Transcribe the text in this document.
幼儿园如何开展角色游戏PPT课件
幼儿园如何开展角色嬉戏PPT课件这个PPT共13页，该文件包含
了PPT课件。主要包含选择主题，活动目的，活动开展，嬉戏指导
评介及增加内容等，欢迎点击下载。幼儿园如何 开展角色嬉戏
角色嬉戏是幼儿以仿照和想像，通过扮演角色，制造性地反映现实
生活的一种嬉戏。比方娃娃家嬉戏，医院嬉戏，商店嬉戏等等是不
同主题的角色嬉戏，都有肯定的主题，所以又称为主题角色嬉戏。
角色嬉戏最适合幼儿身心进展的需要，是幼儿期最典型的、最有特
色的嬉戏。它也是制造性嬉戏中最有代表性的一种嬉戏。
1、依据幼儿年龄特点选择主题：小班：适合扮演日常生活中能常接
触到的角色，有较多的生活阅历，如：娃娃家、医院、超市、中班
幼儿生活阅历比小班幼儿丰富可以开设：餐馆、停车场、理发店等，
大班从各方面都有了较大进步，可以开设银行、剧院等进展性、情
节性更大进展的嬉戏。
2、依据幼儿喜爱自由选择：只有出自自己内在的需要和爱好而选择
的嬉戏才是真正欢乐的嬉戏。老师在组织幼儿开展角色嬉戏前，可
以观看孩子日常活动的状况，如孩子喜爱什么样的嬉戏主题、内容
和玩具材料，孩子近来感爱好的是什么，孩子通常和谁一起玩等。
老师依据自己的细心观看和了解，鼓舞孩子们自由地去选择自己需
==========
#### EXERCISE BRIEF:
Take the listing above and write it out again exactly.

#### EXERCISE OUTPUT:
Transcribe the text in this document.
幼儿园如何开展角色游戏PPT课件
幼儿园如何开展角色嬉戏PPT课件这个PPT共13页，该文件包含
了PPT课件。主要包含选择主题，活动目的，活动开展，嬉戏指导
评介及增加内容等，欢迎点击下载。幼儿园如何 开展角色嬉戏
角色嬉戏是幼儿以仿照和想像，通过扮演角色，制造性地反映现实
生活的一种嬉戏。比方娃娃家嬉戏，医院嬉戏，商店嬉戏等等是不
同主题的角色嬉戏，都有肯定的主题，所以又称为主题角色嬉戏。
角色嬉戏最适合幼儿身心进展的需要，是幼儿期最典型的、最有特
色的嬉戏。它也是制造性嬉戏中最有代表性的一种嬉戏。
1、依据幼儿年龄特点选择主题：小班：适合扮演日常生活中能常接
触到的角色，有较多的生活阅历，如：娃娃家、医院、超市、中班
幼儿生活阅历比小班幼儿丰富可以开设：餐馆、停车场、理发店等，
大班从各方面都有了较大进步，可以开设银行、剧院等进展性、情
节性更大进展的嬉戏。
2、依据幼儿喜爱自由选择：只有出自自己内在的需要和爱好而选择
的嬉戏才是真正欢乐的嬉戏。老师在组织幼儿开展角色嬉戏前，可
以观看孩子日常活动的状况，如孩子喜爱什么样的嬉戏主题、内容
和玩具材料，孩子近来感爱好的是什么，孩子通常和谁一起玩等。
老师依据自己的细心观看和了解，鼓舞孩子们自由地去选择自己需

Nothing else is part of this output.